• [EXERCISE INPUTS]:
* start *

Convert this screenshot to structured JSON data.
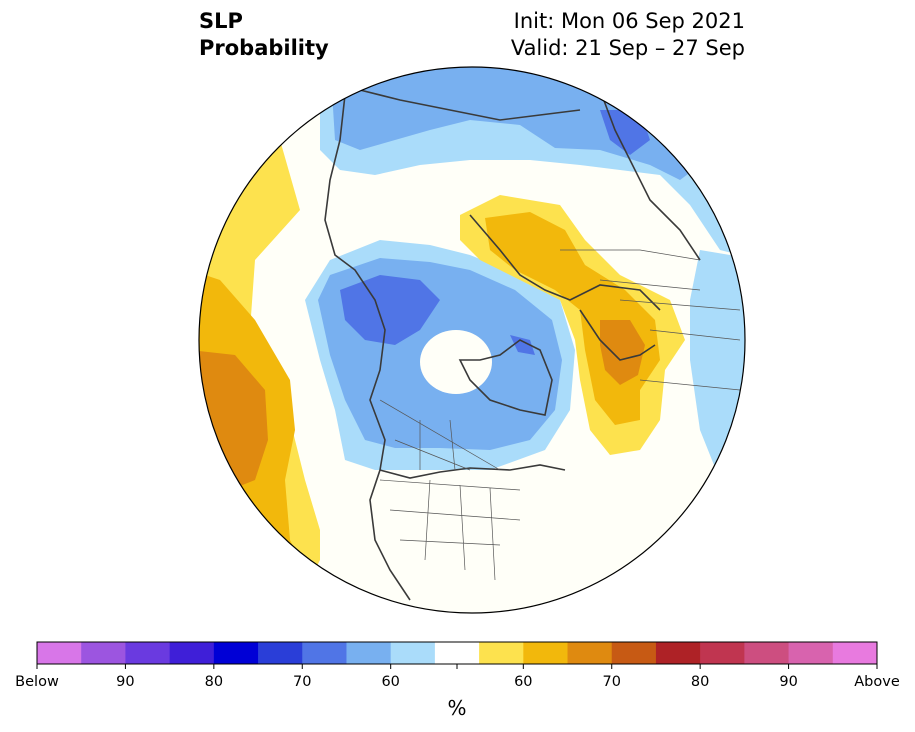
{
  "header": {
    "variable": "SLP",
    "product": "Probability",
    "init": "Init: Mon 06 Sep 2021",
    "valid": "Valid: 21 Sep – 27 Sep"
  },
  "colorbar": {
    "units": "%",
    "labels": [
      "Below",
      "90",
      "80",
      "70",
      "60",
      "60",
      "70",
      "80",
      "90",
      "Above"
    ],
    "colors": [
      "#d876e8",
      "#9c55e0",
      "#6a3ae0",
      "#3f1fd8",
      "#0000d6",
      "#2a3ed8",
      "#5075e6",
      "#78b0f0",
      "#aadcfa",
      "#ffffff",
      "#fde24e",
      "#f2b80c",
      "#df8a10",
      "#c75a14",
      "#ae2226",
      "#c03550",
      "#cd4e80",
      "#d863ae",
      "#e87adf"
    ]
  },
  "map": {
    "projection": "north-polar-stereographic",
    "palette": {
      "ocean_background": "#fffff8",
      "coastline": "#3a3a3a",
      "border": "#555555",
      "above_60": "#fde24e",
      "above_65": "#f2b80c",
      "above_70": "#df8a10",
      "below_55": "#aadcfa",
      "below_60": "#78b0f0",
      "below_65": "#5075e6"
    }
  }
}
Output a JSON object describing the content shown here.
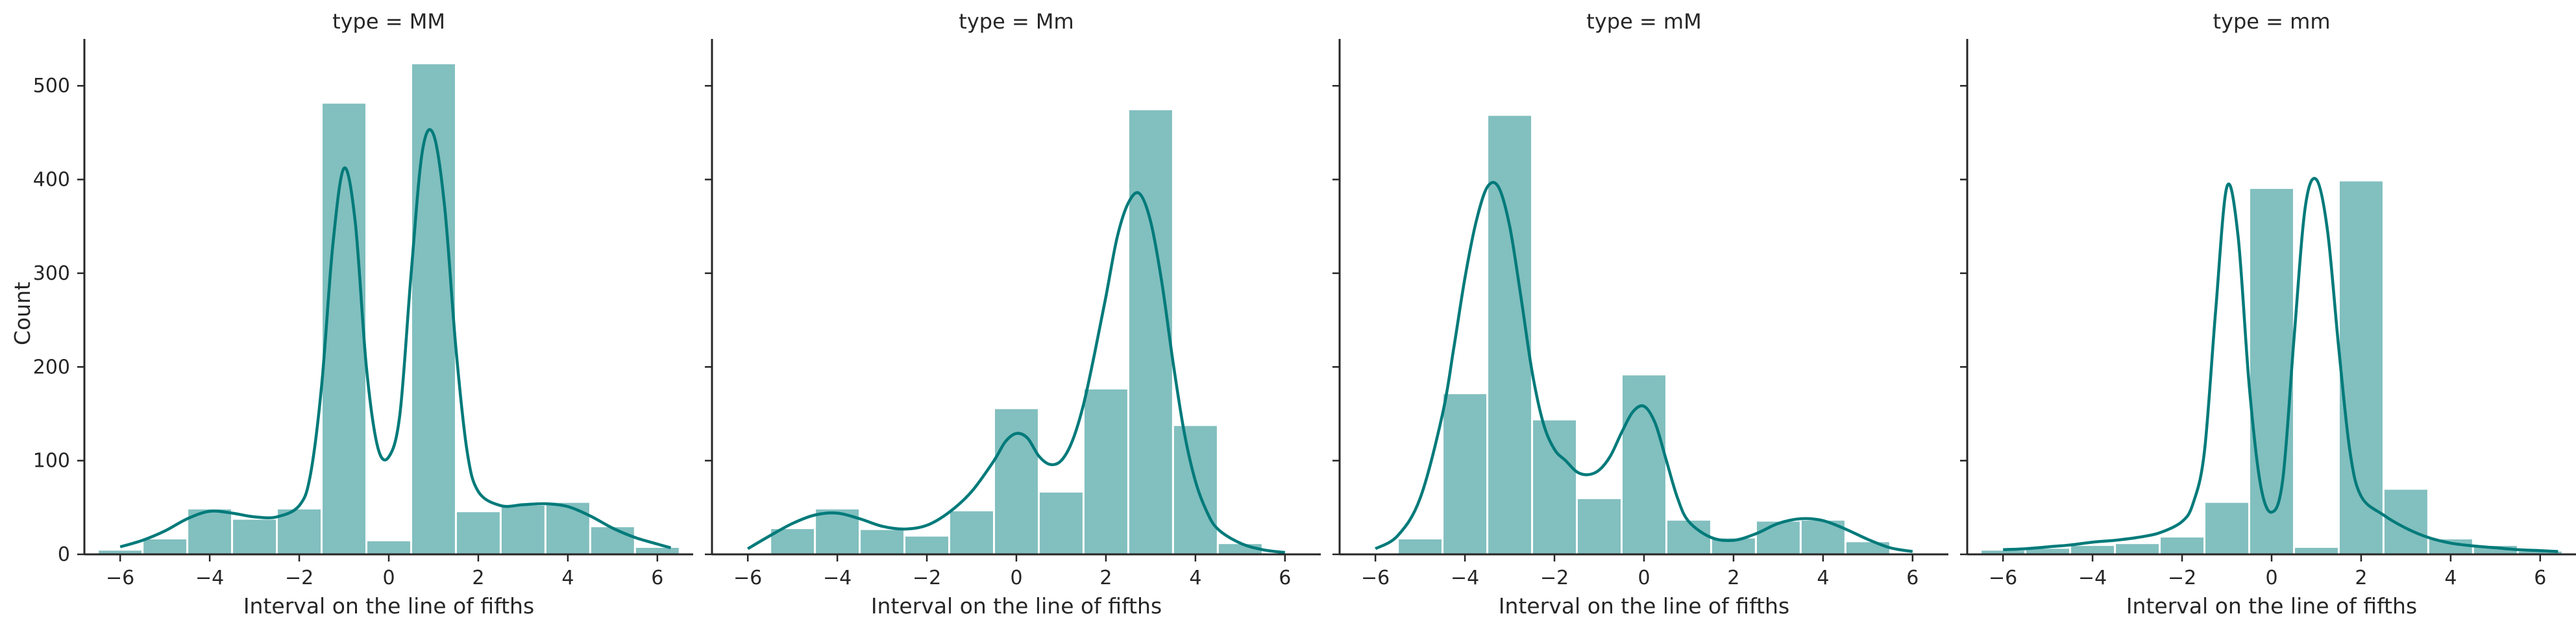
{
  "colors": {
    "bar_fill": "#82bfbf",
    "kde_line": "#007a7a",
    "axis": "#262626"
  },
  "chart_data": [
    {
      "type": "histogram",
      "title": "type = MM",
      "xlabel": "Interval on the line of fifths",
      "ylabel": "Count",
      "xlim": [
        -6.8,
        6.8
      ],
      "ylim": [
        0,
        550
      ],
      "xticks": [
        -6,
        -4,
        -2,
        0,
        2,
        4,
        6
      ],
      "yticks": [
        0,
        100,
        200,
        300,
        400,
        500
      ],
      "bin_width": 1,
      "bins": [
        {
          "x0": -6.5,
          "x1": -5.5,
          "count": 5
        },
        {
          "x0": -5.5,
          "x1": -4.5,
          "count": 17
        },
        {
          "x0": -4.5,
          "x1": -3.5,
          "count": 49
        },
        {
          "x0": -3.5,
          "x1": -2.5,
          "count": 38
        },
        {
          "x0": -2.5,
          "x1": -1.5,
          "count": 49
        },
        {
          "x0": -1.5,
          "x1": -0.5,
          "count": 482
        },
        {
          "x0": -0.5,
          "x1": 0.5,
          "count": 15
        },
        {
          "x0": 0.5,
          "x1": 1.5,
          "count": 524
        },
        {
          "x0": 1.5,
          "x1": 2.5,
          "count": 46
        },
        {
          "x0": 2.5,
          "x1": 3.5,
          "count": 53
        },
        {
          "x0": 3.5,
          "x1": 4.5,
          "count": 56
        },
        {
          "x0": 4.5,
          "x1": 5.5,
          "count": 30
        },
        {
          "x0": 5.5,
          "x1": 6.5,
          "count": 8
        }
      ],
      "kde": {
        "x": [
          -6.0,
          -5.5,
          -5.0,
          -4.5,
          -4.0,
          -3.5,
          -3.0,
          -2.5,
          -2.0,
          -1.75,
          -1.5,
          -1.25,
          -1.0,
          -0.75,
          -0.5,
          -0.25,
          0.0,
          0.25,
          0.5,
          0.75,
          1.0,
          1.25,
          1.5,
          1.75,
          2.0,
          2.5,
          3.0,
          3.5,
          4.0,
          4.5,
          5.0,
          5.5,
          6.0,
          6.3
        ],
        "y": [
          8,
          15,
          25,
          38,
          46,
          44,
          40,
          40,
          52,
          85,
          180,
          330,
          412,
          355,
          200,
          115,
          104,
          150,
          300,
          430,
          448,
          370,
          220,
          110,
          67,
          52,
          53,
          54,
          51,
          41,
          28,
          18,
          11,
          7
        ]
      }
    },
    {
      "type": "histogram",
      "title": "type = Mm",
      "xlabel": "Interval on the line of fifths",
      "ylabel": "",
      "xlim": [
        -6.8,
        6.8
      ],
      "ylim": [
        0,
        550
      ],
      "xticks": [
        -6,
        -4,
        -2,
        0,
        2,
        4,
        6
      ],
      "yticks": [
        0,
        100,
        200,
        300,
        400,
        500
      ],
      "bin_width": 1,
      "bins": [
        {
          "x0": -5.5,
          "x1": -4.5,
          "count": 28
        },
        {
          "x0": -4.5,
          "x1": -3.5,
          "count": 49
        },
        {
          "x0": -3.5,
          "x1": -2.5,
          "count": 27
        },
        {
          "x0": -2.5,
          "x1": -1.5,
          "count": 20
        },
        {
          "x0": -1.5,
          "x1": -0.5,
          "count": 47
        },
        {
          "x0": -0.5,
          "x1": 0.5,
          "count": 156
        },
        {
          "x0": 0.5,
          "x1": 1.5,
          "count": 67
        },
        {
          "x0": 1.5,
          "x1": 2.5,
          "count": 177
        },
        {
          "x0": 2.5,
          "x1": 3.5,
          "count": 475
        },
        {
          "x0": 3.5,
          "x1": 4.5,
          "count": 138
        },
        {
          "x0": 4.5,
          "x1": 5.5,
          "count": 12
        }
      ],
      "kde": {
        "x": [
          -6.0,
          -5.5,
          -5.0,
          -4.5,
          -4.0,
          -3.5,
          -3.0,
          -2.5,
          -2.0,
          -1.5,
          -1.0,
          -0.5,
          -0.25,
          0.0,
          0.25,
          0.5,
          0.75,
          1.0,
          1.25,
          1.5,
          1.75,
          2.0,
          2.25,
          2.5,
          2.75,
          3.0,
          3.25,
          3.5,
          3.75,
          4.0,
          4.25,
          4.5,
          5.0,
          5.5,
          6.0
        ],
        "y": [
          6,
          20,
          33,
          42,
          44,
          38,
          30,
          27,
          31,
          45,
          67,
          100,
          120,
          129,
          124,
          105,
          96,
          100,
          121,
          160,
          215,
          275,
          338,
          375,
          385,
          355,
          290,
          205,
          130,
          78,
          46,
          27,
          12,
          5,
          2
        ]
      }
    },
    {
      "type": "histogram",
      "title": "type = mM",
      "xlabel": "Interval on the line of fifths",
      "ylabel": "",
      "xlim": [
        -6.8,
        6.8
      ],
      "ylim": [
        0,
        550
      ],
      "xticks": [
        -6,
        -4,
        -2,
        0,
        2,
        4,
        6
      ],
      "yticks": [
        0,
        100,
        200,
        300,
        400,
        500
      ],
      "bin_width": 1,
      "bins": [
        {
          "x0": -5.5,
          "x1": -4.5,
          "count": 17
        },
        {
          "x0": -4.5,
          "x1": -3.5,
          "count": 172
        },
        {
          "x0": -3.5,
          "x1": -2.5,
          "count": 469
        },
        {
          "x0": -2.5,
          "x1": -1.5,
          "count": 144
        },
        {
          "x0": -1.5,
          "x1": -0.5,
          "count": 60
        },
        {
          "x0": -0.5,
          "x1": 0.5,
          "count": 192
        },
        {
          "x0": 0.5,
          "x1": 1.5,
          "count": 37
        },
        {
          "x0": 1.5,
          "x1": 2.5,
          "count": 18
        },
        {
          "x0": 2.5,
          "x1": 3.5,
          "count": 36
        },
        {
          "x0": 3.5,
          "x1": 4.5,
          "count": 37
        },
        {
          "x0": 4.5,
          "x1": 5.5,
          "count": 14
        }
      ],
      "kde": {
        "x": [
          -6.0,
          -5.5,
          -5.0,
          -4.5,
          -4.25,
          -4.0,
          -3.75,
          -3.5,
          -3.25,
          -3.0,
          -2.75,
          -2.5,
          -2.25,
          -2.0,
          -1.75,
          -1.5,
          -1.25,
          -1.0,
          -0.75,
          -0.5,
          -0.25,
          0.0,
          0.25,
          0.5,
          0.75,
          1.0,
          1.5,
          2.0,
          2.5,
          3.0,
          3.5,
          4.0,
          4.5,
          5.0,
          5.5,
          6.0
        ],
        "y": [
          6,
          20,
          60,
          150,
          220,
          295,
          355,
          392,
          392,
          350,
          275,
          195,
          140,
          112,
          100,
          88,
          85,
          90,
          105,
          130,
          152,
          158,
          140,
          100,
          60,
          35,
          18,
          15,
          22,
          33,
          38,
          36,
          27,
          16,
          7,
          3
        ]
      }
    },
    {
      "type": "histogram",
      "title": "type = mm",
      "xlabel": "Interval on the line of fifths",
      "ylabel": "",
      "xlim": [
        -6.8,
        6.8
      ],
      "ylim": [
        0,
        550
      ],
      "xticks": [
        -6,
        -4,
        -2,
        0,
        2,
        4,
        6
      ],
      "yticks": [
        0,
        100,
        200,
        300,
        400,
        500
      ],
      "bin_width": 1,
      "bins": [
        {
          "x0": -6.5,
          "x1": -5.5,
          "count": 5
        },
        {
          "x0": -5.5,
          "x1": -4.5,
          "count": 7
        },
        {
          "x0": -4.5,
          "x1": -3.5,
          "count": 10
        },
        {
          "x0": -3.5,
          "x1": -2.5,
          "count": 12
        },
        {
          "x0": -2.5,
          "x1": -1.5,
          "count": 19
        },
        {
          "x0": -1.5,
          "x1": -0.5,
          "count": 56
        },
        {
          "x0": -0.5,
          "x1": 0.5,
          "count": 391
        },
        {
          "x0": 0.5,
          "x1": 1.5,
          "count": 8
        },
        {
          "x0": 1.5,
          "x1": 2.5,
          "count": 399
        },
        {
          "x0": 2.5,
          "x1": 3.5,
          "count": 70
        },
        {
          "x0": 3.5,
          "x1": 4.5,
          "count": 17
        },
        {
          "x0": 4.5,
          "x1": 5.5,
          "count": 10
        },
        {
          "x0": 5.5,
          "x1": 6.5,
          "count": 4
        }
      ],
      "kde": {
        "x": [
          -6.0,
          -5.5,
          -5.0,
          -4.5,
          -4.0,
          -3.5,
          -3.0,
          -2.5,
          -2.0,
          -1.75,
          -1.5,
          -1.25,
          -1.0,
          -0.75,
          -0.5,
          -0.25,
          0.0,
          0.25,
          0.5,
          0.75,
          1.0,
          1.25,
          1.5,
          1.75,
          2.0,
          2.5,
          3.0,
          3.5,
          4.0,
          4.5,
          5.0,
          5.5,
          6.0,
          6.4
        ],
        "y": [
          5,
          6,
          8,
          10,
          13,
          15,
          18,
          23,
          35,
          55,
          110,
          260,
          392,
          340,
          180,
          75,
          45,
          80,
          230,
          370,
          400,
          345,
          220,
          110,
          62,
          42,
          28,
          18,
          12,
          9,
          7,
          5,
          4,
          3
        ]
      }
    }
  ]
}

* end *

• [WHAT THE EXERCISE ASKS]: Of the lines above, how many contain the string "title"? Only the number is required.

• [TASK SOLUTION]: 4